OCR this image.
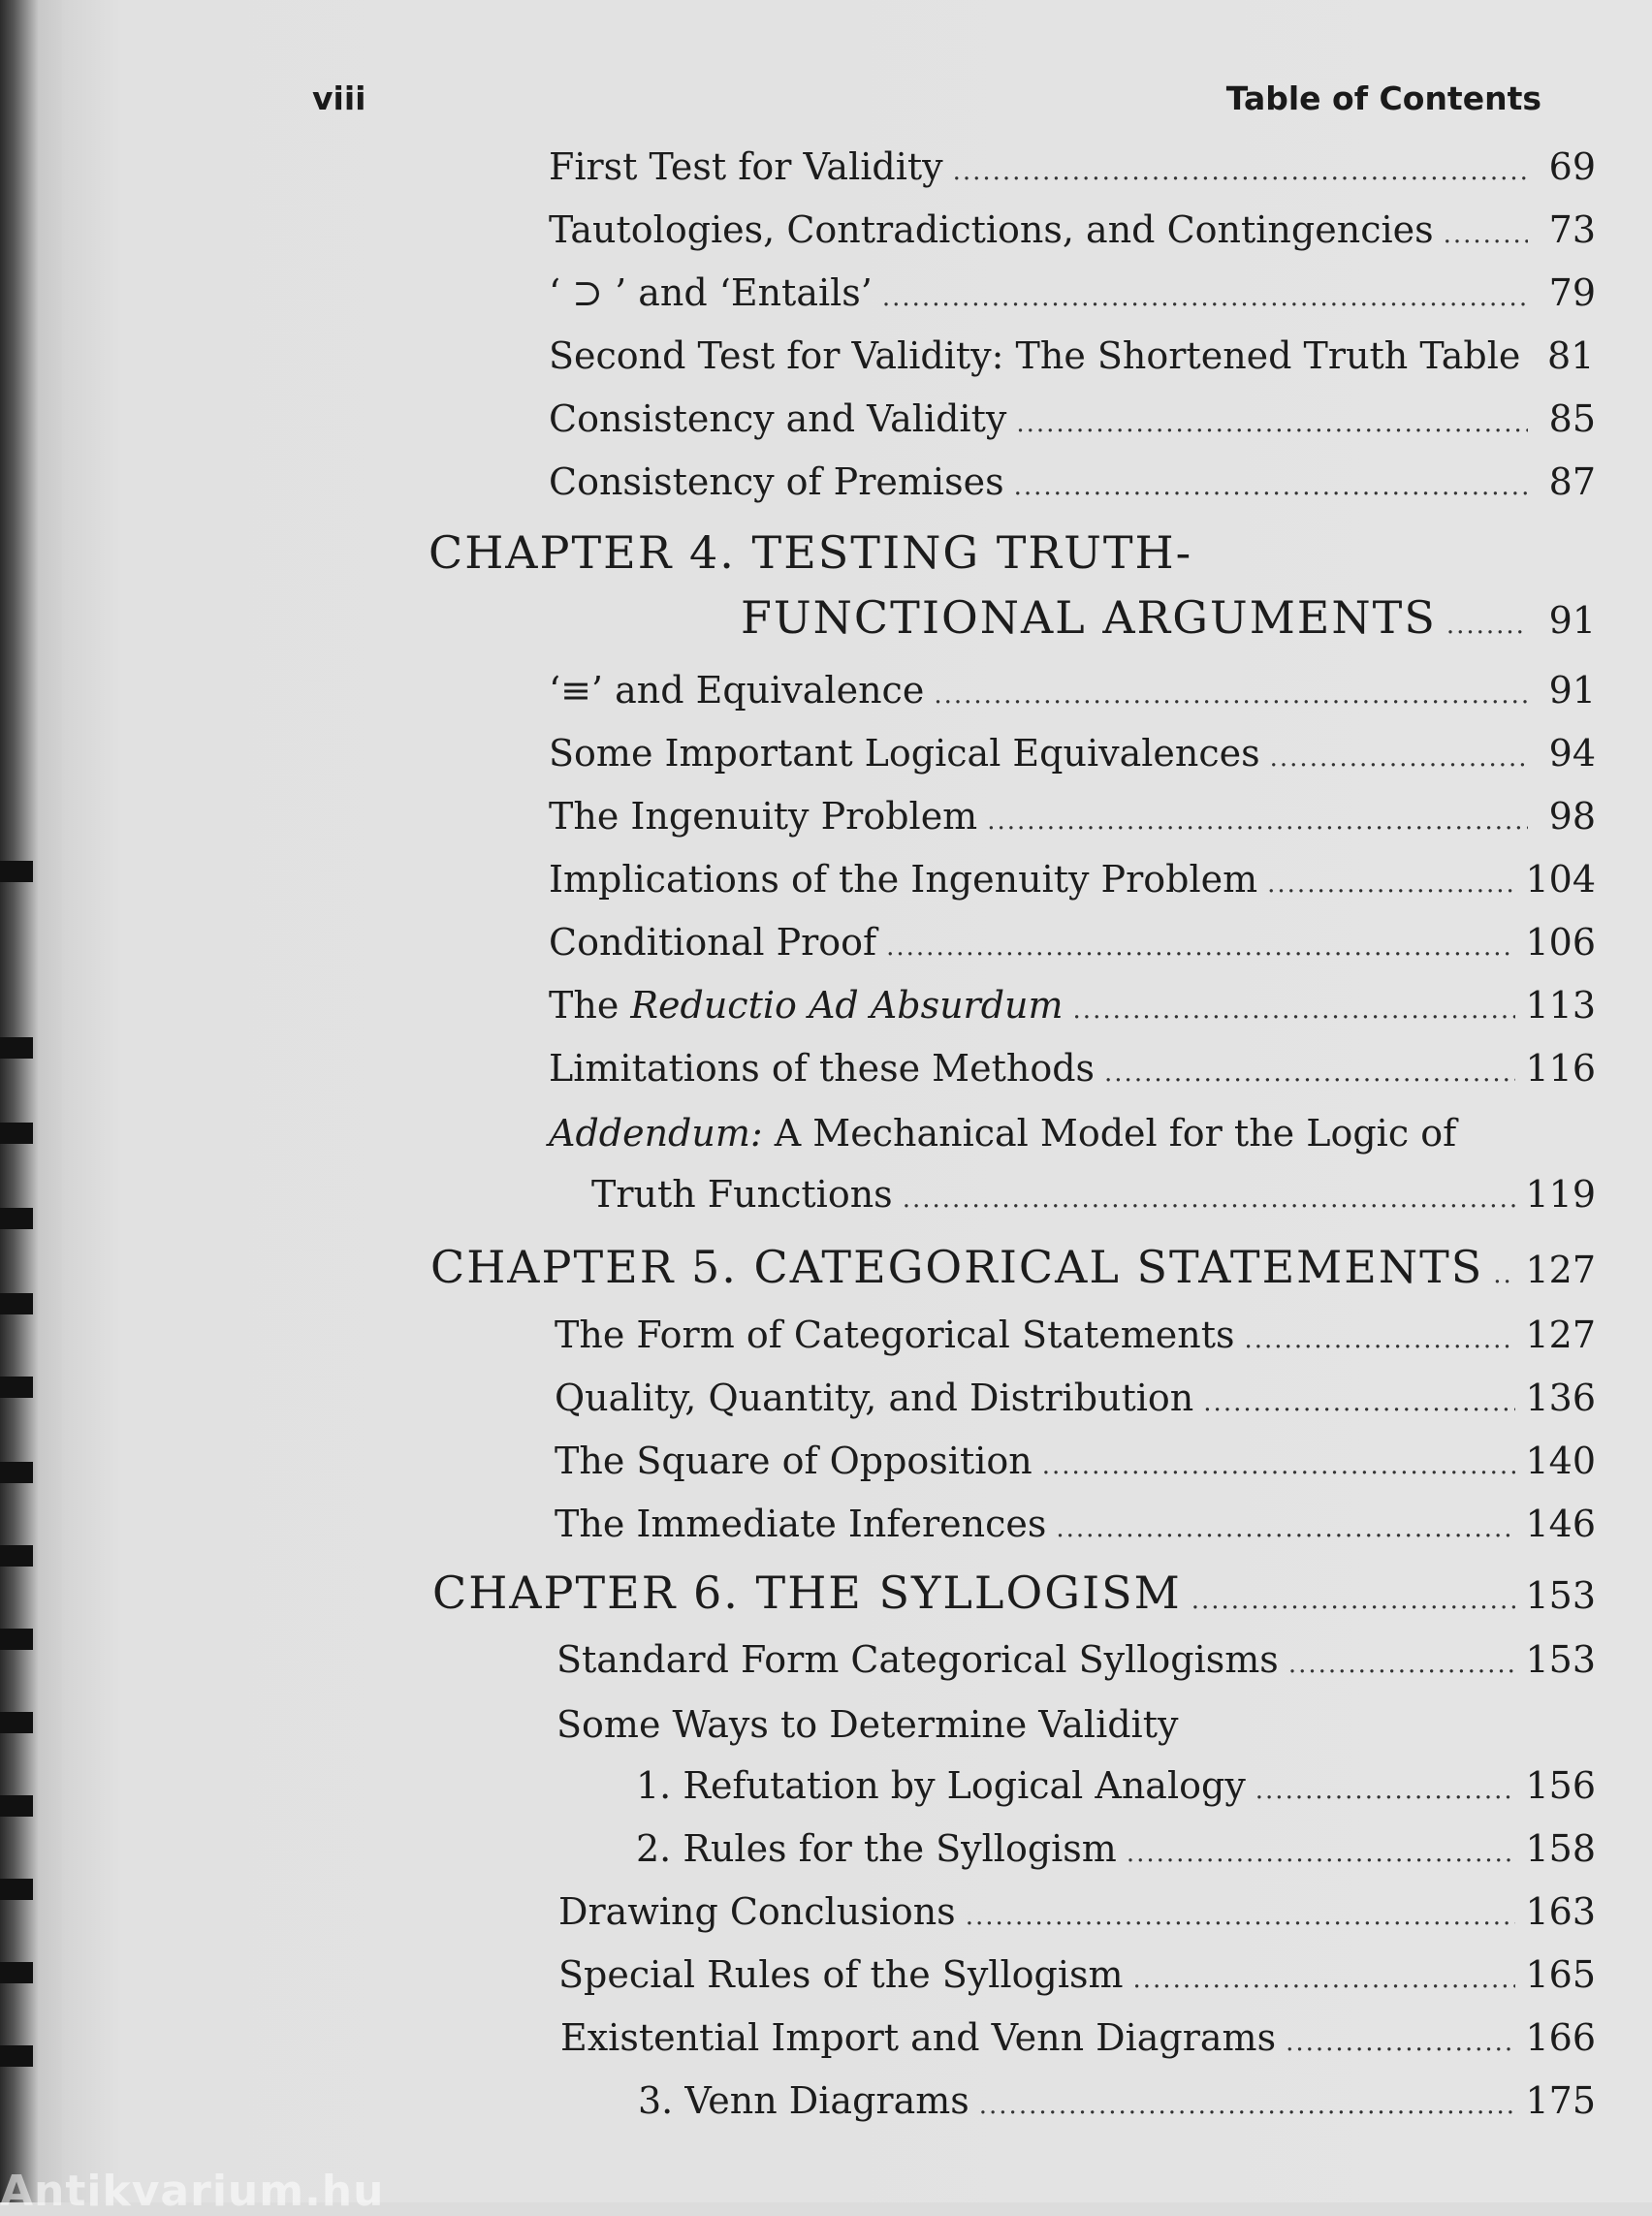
viii	Table of Contents
First Test for Validity .....	69
Tautologies, Contradictions, and Contingencies .....	73
‘ ⊃ ’ and ‘Entails’ .....	79
Second Test for Validity: The Shortened Truth Table 81
Consistency and Validity .....	85
Consistency of Premises .....	87
CHAPTER 4. TESTING TRUTH-
FUNCTIONAL ARGUMENTS .....	91
‘≡’ and Equivalence .....	91
Some Important Logical Equivalences .....	94
The Ingenuity Problem .....	98
Implications of the Ingenuity Problem .....	104
Conditional Proof .....	106
The Reductio Ad Absurdum .....	113
Limitations of these Methods .....	116
Addendum: A Mechanical Model for the Logic of
Truth Functions .....	119
CHAPTER 5. CATEGORICAL STATEMENTS ..... 127
The Form of Categorical Statements .....	127
Quality, Quantity, and Distribution .....	136
The Square of Opposition .....	140
The Immediate Inferences .....	146
CHAPTER 6. THE SYLLOGISM .....	153
Standard Form Categorical Syllogisms .....	153
Some Ways to Determine Validity
1. Refutation by Logical Analogy .....	156
2. Rules for the Syllogism .....	158
Drawing Conclusions .....	163
Special Rules of the Syllogism .....	165
Existential Import and Venn Diagrams .....	166
3. Venn Diagrams .....	175
Antikvarium.hu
======
### Written request
The entries above should be reproduced exactly, without their pictures.

### Answer to the exercise
OCR this image.
viii	Table of Contents
First Test for Validity .....	69
Tautologies, Contradictions, and Contingencies .....	73
‘ ⊃ ’ and ‘Entails’ .....	79
Second Test for Validity: The Shortened Truth Table 81
Consistency and Validity .....	85
Consistency of Premises .....	87
CHAPTER 4. TESTING TRUTH-
FUNCTIONAL ARGUMENTS .....	91
‘≡’ and Equivalence .....	91
Some Important Logical Equivalences .....	94
The Ingenuity Problem .....	98
Implications of the Ingenuity Problem .....	104
Conditional Proof .....	106
The Reductio Ad Absurdum .....	113
Limitations of these Methods .....	116
Addendum: A Mechanical Model for the Logic of
Truth Functions .....	119
CHAPTER 5. CATEGORICAL STATEMENTS ..... 127
The Form of Categorical Statements .....	127
Quality, Quantity, and Distribution .....	136
The Square of Opposition .....	140
The Immediate Inferences .....	146
CHAPTER 6. THE SYLLOGISM .....	153
Standard Form Categorical Syllogisms .....	153
Some Ways to Determine Validity
1. Refutation by Logical Analogy .....	156
2. Rules for the Syllogism .....	158
Drawing Conclusions .....	163
Special Rules of the Syllogism .....	165
Existential Import and Venn Diagrams .....	166
3. Venn Diagrams .....	175
Antikvarium.hu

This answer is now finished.